## WORK TO BE COMPLETED
Locate the lines of the listing below that hold "Facial", then copy each of them.
········
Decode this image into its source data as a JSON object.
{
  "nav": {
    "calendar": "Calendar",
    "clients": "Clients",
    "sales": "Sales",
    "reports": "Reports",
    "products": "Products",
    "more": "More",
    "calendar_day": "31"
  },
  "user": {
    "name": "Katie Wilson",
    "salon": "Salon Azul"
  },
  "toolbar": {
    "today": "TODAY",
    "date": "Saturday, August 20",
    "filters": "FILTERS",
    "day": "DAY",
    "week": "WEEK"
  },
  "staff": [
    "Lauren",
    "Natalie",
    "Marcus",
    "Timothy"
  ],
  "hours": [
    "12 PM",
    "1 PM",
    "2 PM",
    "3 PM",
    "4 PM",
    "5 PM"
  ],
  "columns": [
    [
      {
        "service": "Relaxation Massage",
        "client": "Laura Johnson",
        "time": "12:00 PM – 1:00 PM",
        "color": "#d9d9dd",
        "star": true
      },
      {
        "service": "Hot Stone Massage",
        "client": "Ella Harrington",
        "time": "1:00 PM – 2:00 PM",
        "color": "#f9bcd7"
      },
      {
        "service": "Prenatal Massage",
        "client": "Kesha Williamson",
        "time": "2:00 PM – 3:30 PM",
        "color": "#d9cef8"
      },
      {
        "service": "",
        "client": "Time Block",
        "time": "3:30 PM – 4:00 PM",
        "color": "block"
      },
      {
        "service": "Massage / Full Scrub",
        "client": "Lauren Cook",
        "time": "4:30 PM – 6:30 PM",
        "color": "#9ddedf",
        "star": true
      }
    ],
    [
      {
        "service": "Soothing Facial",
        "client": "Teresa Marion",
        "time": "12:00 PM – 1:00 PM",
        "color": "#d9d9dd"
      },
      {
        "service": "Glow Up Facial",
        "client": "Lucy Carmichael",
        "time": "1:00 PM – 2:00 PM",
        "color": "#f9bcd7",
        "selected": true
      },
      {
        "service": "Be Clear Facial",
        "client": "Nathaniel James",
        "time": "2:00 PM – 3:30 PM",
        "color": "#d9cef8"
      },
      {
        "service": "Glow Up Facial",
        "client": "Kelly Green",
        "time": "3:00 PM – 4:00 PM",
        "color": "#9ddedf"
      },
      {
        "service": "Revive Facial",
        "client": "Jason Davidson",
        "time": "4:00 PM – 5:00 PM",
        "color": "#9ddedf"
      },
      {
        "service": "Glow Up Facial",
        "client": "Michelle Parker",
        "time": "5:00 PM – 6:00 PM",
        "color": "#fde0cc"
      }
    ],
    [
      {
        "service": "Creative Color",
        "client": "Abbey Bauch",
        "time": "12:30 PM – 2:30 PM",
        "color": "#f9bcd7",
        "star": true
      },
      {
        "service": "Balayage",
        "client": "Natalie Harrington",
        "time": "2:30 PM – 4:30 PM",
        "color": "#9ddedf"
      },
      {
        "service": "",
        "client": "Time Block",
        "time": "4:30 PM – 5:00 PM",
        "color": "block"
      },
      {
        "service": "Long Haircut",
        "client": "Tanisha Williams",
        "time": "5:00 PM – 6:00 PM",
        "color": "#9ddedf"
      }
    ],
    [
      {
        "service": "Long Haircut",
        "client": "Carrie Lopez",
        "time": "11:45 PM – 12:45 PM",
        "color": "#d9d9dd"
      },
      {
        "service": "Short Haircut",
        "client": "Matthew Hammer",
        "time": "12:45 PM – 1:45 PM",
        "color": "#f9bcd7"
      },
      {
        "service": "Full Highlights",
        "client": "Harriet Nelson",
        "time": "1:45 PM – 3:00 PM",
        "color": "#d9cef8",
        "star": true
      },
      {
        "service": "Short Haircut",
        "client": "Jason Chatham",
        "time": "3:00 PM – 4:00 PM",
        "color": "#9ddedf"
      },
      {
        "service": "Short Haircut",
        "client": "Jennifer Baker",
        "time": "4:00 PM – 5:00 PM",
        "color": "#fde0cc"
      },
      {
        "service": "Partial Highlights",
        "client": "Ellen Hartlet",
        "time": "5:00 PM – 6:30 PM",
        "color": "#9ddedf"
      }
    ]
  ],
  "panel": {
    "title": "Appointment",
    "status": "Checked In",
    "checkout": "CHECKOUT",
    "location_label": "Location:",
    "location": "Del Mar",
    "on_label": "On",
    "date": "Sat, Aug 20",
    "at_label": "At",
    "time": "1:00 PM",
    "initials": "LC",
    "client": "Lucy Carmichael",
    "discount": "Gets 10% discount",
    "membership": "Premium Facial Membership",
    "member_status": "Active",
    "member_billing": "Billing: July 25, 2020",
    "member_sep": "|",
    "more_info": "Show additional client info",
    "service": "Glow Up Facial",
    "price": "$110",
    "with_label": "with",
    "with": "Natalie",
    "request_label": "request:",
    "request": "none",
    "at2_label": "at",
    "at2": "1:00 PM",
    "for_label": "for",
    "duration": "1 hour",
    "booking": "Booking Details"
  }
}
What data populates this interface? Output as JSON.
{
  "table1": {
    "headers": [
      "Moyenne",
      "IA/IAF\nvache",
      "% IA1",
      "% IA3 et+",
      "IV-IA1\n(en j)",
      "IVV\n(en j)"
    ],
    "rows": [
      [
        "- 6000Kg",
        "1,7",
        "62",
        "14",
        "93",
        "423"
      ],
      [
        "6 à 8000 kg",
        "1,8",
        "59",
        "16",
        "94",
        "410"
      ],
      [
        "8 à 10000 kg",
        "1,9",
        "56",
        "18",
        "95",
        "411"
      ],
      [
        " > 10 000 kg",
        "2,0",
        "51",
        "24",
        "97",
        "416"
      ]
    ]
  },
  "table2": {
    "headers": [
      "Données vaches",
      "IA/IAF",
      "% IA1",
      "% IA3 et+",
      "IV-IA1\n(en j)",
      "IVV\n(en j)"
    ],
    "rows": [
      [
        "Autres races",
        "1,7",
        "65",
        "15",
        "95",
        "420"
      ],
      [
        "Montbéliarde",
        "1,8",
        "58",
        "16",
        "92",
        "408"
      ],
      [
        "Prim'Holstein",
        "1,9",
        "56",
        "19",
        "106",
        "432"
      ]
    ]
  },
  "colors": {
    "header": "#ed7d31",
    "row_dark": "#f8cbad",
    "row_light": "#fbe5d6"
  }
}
········
## TASK SOLUTION
        "service": "Soothing Facial",
        "service": "Glow Up Facial",
        "service": "Be Clear Facial",
        "service": "Glow Up Facial",
        "service": "Revive Facial",
        "service": "Glow Up Facial",
    "membership": "Premium Facial Membership",
    "service": "Glow Up Facial",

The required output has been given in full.